• _EXERCISE PROMPT_: Return the listing below exactly, with the pictures dropped.

• _STORED DATA_:
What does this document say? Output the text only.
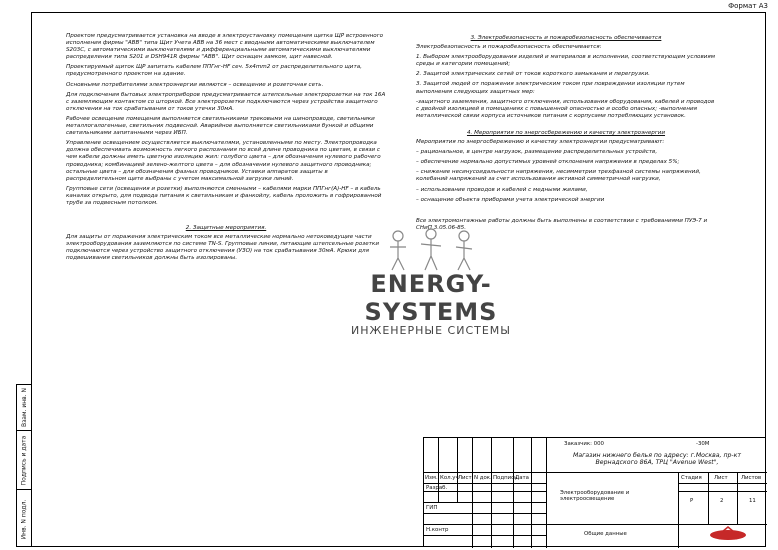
Формат А3
Взам. инв. N
Подпись и дата
Инв. N подл.

Проектом предусматривается установка на вводе в электроустановку помещения щитка ЩР встроенного исполнения фирмы "АВВ" типа Щит Учета АВВ на 36 мест с вводными автоматическими выключателем S203C, с автоматическими выключателями и дифференциальными автоматическими выключателями распределения типа S201 и DSH941R фирмы "АВВ". Щит оснащен замком, щит навесной.

Проектируемый щиток ЩР запитать кабелем ППГнг-НF сеч. 5х4mm2 от распределительного щита, предусмотренного проектом на здание.

Основными потребителями электроэнергии являются – освещение и розеточная сеть.

Для подключения бытовых электроприборов предусматривается штепсельные электророзетки на ток 16А с заземляющим контактом со шторкой. Все электророзетки подключаются через устройства защитного отключения на ток срабатывания от токов утечки 30мА.

Рабочее освещение помещения выполняется светильниками трековыми на шинопроводе, светильники металлогалогенные, светильник подвесной. Аварийное выполняется светильниками бункой и общими светильниками запитанными через ИБП.

Управление освещением осуществляется выключателями, установленными по месту. Электропроводка должна обеспечивать возможность легкого распознания по всей длине проводника по цветам, в связи с чем кабели должны иметь цветную изоляцию жил: голубого цвета – для обозначения нулевого рабочего проводника; комбинацией зелено-желтого цвета – для обозначения нулевого защитного проводника; остальные цвета – для обозначения фазных проводников. Уставки аппаратов защиты в распределительном щите выбраны с учетом максимальной загрузки линий.

Групповые сети (освещения и розетки) выполняются сменными – кабелями марки ППГнг(А)-HF – в кабель каналах открыто, для подвода питания к светильникам и фанкойлу, кабель проложить в гофрированной трубе за подвесным потолком.

2. Защитные мероприятия.

Для защиты от поражения электрическим током все металлические нормально нетоковедущие части электрооборудования заземляются по системе TN-S. Групповые линии, питающие штепсельные розетки подключаются через устройство защитного отключения (УЗО) на ток срабатывания 30мА. Крюки для подвешивания светильников должны быть изолированы.

3. Электробезопасность и пожаробезопасность обеспечивается

Электробезопасность и пожаробезопасность обеспечивается:

1. Выбором электрооборудования изделий и материалов в исполнении, соответствующем условиям среды и категории помещений;

2. Защитой электрических сетей от токов короткого замыкания и перегрузки.

3. Защитой людей от поражения электрическим током при повреждении изоляции путем выполнения следующих защитных мер:

-защитного заземления, защитного отключения, использования оборудования, кабелей и проводов с двойной изоляцией в помещениях с повышенной опасностью и особо опасных; -выполнения металлической связи корпуса источников питания с корпусами потребляющих установок.

4. Мероприятия по энергосбережению и качеству электроэнергии

Мероприятия по энергосбережению и качеству электроэнергии предусматривают:

– рациональное, в центре нагрузок, размещение распределительных устройств,

– обеспечение нормально допустимых уровней отклонения напряжения в пределах 5%;

– снижение несинусоидальности напряжения, несимметрии трехфазной системы напряжений, колебаний напряжений за счет использования активной симметричной нагрузки,

– использование проводов и кабелей с медными жилами,

– оснащение объекта приборами учета электрической энергии

Все электромонтажные работы должны быть выполнены в соответствии с требованиями ПУЭ-7 и СНиП 3.05.06-85.

ENERGY-SYSTEMS
ИНЖЕНЕРНЫЕ СИСТЕМЫ
Заказчик: 000	-30М
Магазин нижнего белья по адресу: г.Москва, пр-кт Вернадского 86А, ТРЦ "Avenue West",
Изм. Кол.уч Лист N док. Подпись
Дата
Разраб.
ГИП
Н.контр
Электрооборудование и электроосвещение
Общие данные
Стадия Лист Листов
Р	2	11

• _TASK OUTPUT_:
What does this document say? Output the text only.
Формат А3
Взам. инв. N
Подпись и дата
Инв. N подл.

Проектом предусматривается установка на вводе в электроустановку помещения щитка ЩР встроенного исполнения фирмы "АВВ" типа Щит Учета АВВ на 36 мест с вводными автоматическими выключателем S203C, с автоматическими выключателями и дифференциальными автоматическими выключателями распределения типа S201 и DSH941R фирмы "АВВ". Щит оснащен замком, щит навесной.

Проектируемый щиток ЩР запитать кабелем ППГнг-НF сеч. 5х4mm2 от распределительного щита, предусмотренного проектом на здание.

Основными потребителями электроэнергии являются – освещение и розеточная сеть.

Для подключения бытовых электроприборов предусматривается штепсельные электророзетки на ток 16А с заземляющим контактом со шторкой. Все электророзетки подключаются через устройства защитного отключения на ток срабатывания от токов утечки 30мА.

Рабочее освещение помещения выполняется светильниками трековыми на шинопроводе, светильники металлогалогенные, светильник подвесной. Аварийное выполняется светильниками бункой и общими светильниками запитанными через ИБП.

Управление освещением осуществляется выключателями, установленными по месту. Электропроводка должна обеспечивать возможность легкого распознания по всей длине проводника по цветам, в связи с чем кабели должны иметь цветную изоляцию жил: голубого цвета – для обозначения нулевого рабочего проводника; комбинацией зелено-желтого цвета – для обозначения нулевого защитного проводника; остальные цвета – для обозначения фазных проводников. Уставки аппаратов защиты в распределительном щите выбраны с учетом максимальной загрузки линий.

Групповые сети (освещения и розетки) выполняются сменными – кабелями марки ППГнг(А)-HF – в кабель каналах открыто, для подвода питания к светильникам и фанкойлу, кабель проложить в гофрированной трубе за подвесным потолком.

2. Защитные мероприятия.

Для защиты от поражения электрическим током все металлические нормально нетоковедущие части электрооборудования заземляются по системе TN-S. Групповые линии, питающие штепсельные розетки подключаются через устройство защитного отключения (УЗО) на ток срабатывания 30мА. Крюки для подвешивания светильников должны быть изолированы.

3. Электробезопасность и пожаробезопасность обеспечивается

Электробезопасность и пожаробезопасность обеспечивается:

1. Выбором электрооборудования изделий и материалов в исполнении, соответствующем условиям среды и категории помещений;

2. Защитой электрических сетей от токов короткого замыкания и перегрузки.

3. Защитой людей от поражения электрическим током при повреждении изоляции путем выполнения следующих защитных мер:

-защитного заземления, защитного отключения, использования оборудования, кабелей и проводов с двойной изоляцией в помещениях с повышенной опасностью и особо опасных; -выполнения металлической связи корпуса источников питания с корпусами потребляющих установок.

4. Мероприятия по энергосбережению и качеству электроэнергии

Мероприятия по энергосбережению и качеству электроэнергии предусматривают:

– рациональное, в центре нагрузок, размещение распределительных устройств,

– обеспечение нормально допустимых уровней отклонения напряжения в пределах 5%;

– снижение несинусоидальности напряжения, несимметрии трехфазной системы напряжений, колебаний напряжений за счет использования активной симметричной нагрузки,

– использование проводов и кабелей с медными жилами,

– оснащение объекта приборами учета электрической энергии

Все электромонтажные работы должны быть выполнены в соответствии с требованиями ПУЭ-7 и СНиП 3.05.06-85.

ENERGY-SYSTEMS
ИНЖЕНЕРНЫЕ СИСТЕМЫ
Заказчик: 000	-30М
Магазин нижнего белья по адресу: г.Москва, пр-кт Вернадского 86А, ТРЦ "Avenue West",
Изм. Кол.уч Лист N док. Подпись
Дата
Разраб.
ГИП
Н.контр
Электрооборудование и электроосвещение
Общие данные
Стадия Лист Листов
Р	2	11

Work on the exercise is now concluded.